** start of Given records **
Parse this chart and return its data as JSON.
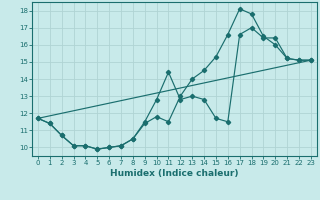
{
  "xlabel": "Humidex (Indice chaleur)",
  "ylabel": "",
  "bg_color": "#c8eaea",
  "grid_color": "#b0d4d4",
  "line_color": "#1a6e6e",
  "xlim": [
    -0.5,
    23.5
  ],
  "ylim": [
    9.5,
    18.5
  ],
  "xticks": [
    0,
    1,
    2,
    3,
    4,
    5,
    6,
    7,
    8,
    9,
    10,
    11,
    12,
    13,
    14,
    15,
    16,
    17,
    18,
    19,
    20,
    21,
    22,
    23
  ],
  "yticks": [
    10,
    11,
    12,
    13,
    14,
    15,
    16,
    17,
    18
  ],
  "line1_x": [
    0,
    1,
    2,
    3,
    4,
    5,
    6,
    7,
    8,
    9,
    10,
    11,
    12,
    13,
    14,
    15,
    16,
    17,
    18,
    19,
    20,
    21,
    22,
    23
  ],
  "line1_y": [
    11.7,
    11.4,
    10.7,
    10.1,
    10.1,
    9.9,
    10.0,
    10.1,
    10.5,
    11.4,
    11.8,
    11.5,
    13.0,
    14.0,
    14.5,
    15.3,
    16.6,
    18.1,
    17.8,
    16.5,
    16.0,
    15.2,
    15.1,
    15.1
  ],
  "line2_x": [
    0,
    1,
    2,
    3,
    4,
    5,
    6,
    7,
    8,
    9,
    10,
    11,
    12,
    13,
    14,
    15,
    16,
    17,
    18,
    19,
    20,
    21,
    22,
    23
  ],
  "line2_y": [
    11.7,
    11.4,
    10.7,
    10.1,
    10.1,
    9.9,
    10.0,
    10.1,
    10.5,
    11.5,
    12.8,
    14.4,
    12.8,
    13.0,
    12.8,
    11.7,
    11.5,
    16.6,
    17.0,
    16.4,
    16.4,
    15.2,
    15.1,
    15.1
  ],
  "line3_x": [
    0,
    23
  ],
  "line3_y": [
    11.7,
    15.1
  ]
}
** end of Given records **
# Exercise
Except for the pictures, reproduce every line exactly.

# Reply to the exercise
Parse this chart and return its data as JSON.
{
  "xlabel": "Humidex (Indice chaleur)",
  "ylabel": "",
  "bg_color": "#c8eaea",
  "grid_color": "#b0d4d4",
  "line_color": "#1a6e6e",
  "xlim": [
    -0.5,
    23.5
  ],
  "ylim": [
    9.5,
    18.5
  ],
  "xticks": [
    0,
    1,
    2,
    3,
    4,
    5,
    6,
    7,
    8,
    9,
    10,
    11,
    12,
    13,
    14,
    15,
    16,
    17,
    18,
    19,
    20,
    21,
    22,
    23
  ],
  "yticks": [
    10,
    11,
    12,
    13,
    14,
    15,
    16,
    17,
    18
  ],
  "line1_x": [
    0,
    1,
    2,
    3,
    4,
    5,
    6,
    7,
    8,
    9,
    10,
    11,
    12,
    13,
    14,
    15,
    16,
    17,
    18,
    19,
    20,
    21,
    22,
    23
  ],
  "line1_y": [
    11.7,
    11.4,
    10.7,
    10.1,
    10.1,
    9.9,
    10.0,
    10.1,
    10.5,
    11.4,
    11.8,
    11.5,
    13.0,
    14.0,
    14.5,
    15.3,
    16.6,
    18.1,
    17.8,
    16.5,
    16.0,
    15.2,
    15.1,
    15.1
  ],
  "line2_x": [
    0,
    1,
    2,
    3,
    4,
    5,
    6,
    7,
    8,
    9,
    10,
    11,
    12,
    13,
    14,
    15,
    16,
    17,
    18,
    19,
    20,
    21,
    22,
    23
  ],
  "line2_y": [
    11.7,
    11.4,
    10.7,
    10.1,
    10.1,
    9.9,
    10.0,
    10.1,
    10.5,
    11.5,
    12.8,
    14.4,
    12.8,
    13.0,
    12.8,
    11.7,
    11.5,
    16.6,
    17.0,
    16.4,
    16.4,
    15.2,
    15.1,
    15.1
  ],
  "line3_x": [
    0,
    23
  ],
  "line3_y": [
    11.7,
    15.1
  ]
}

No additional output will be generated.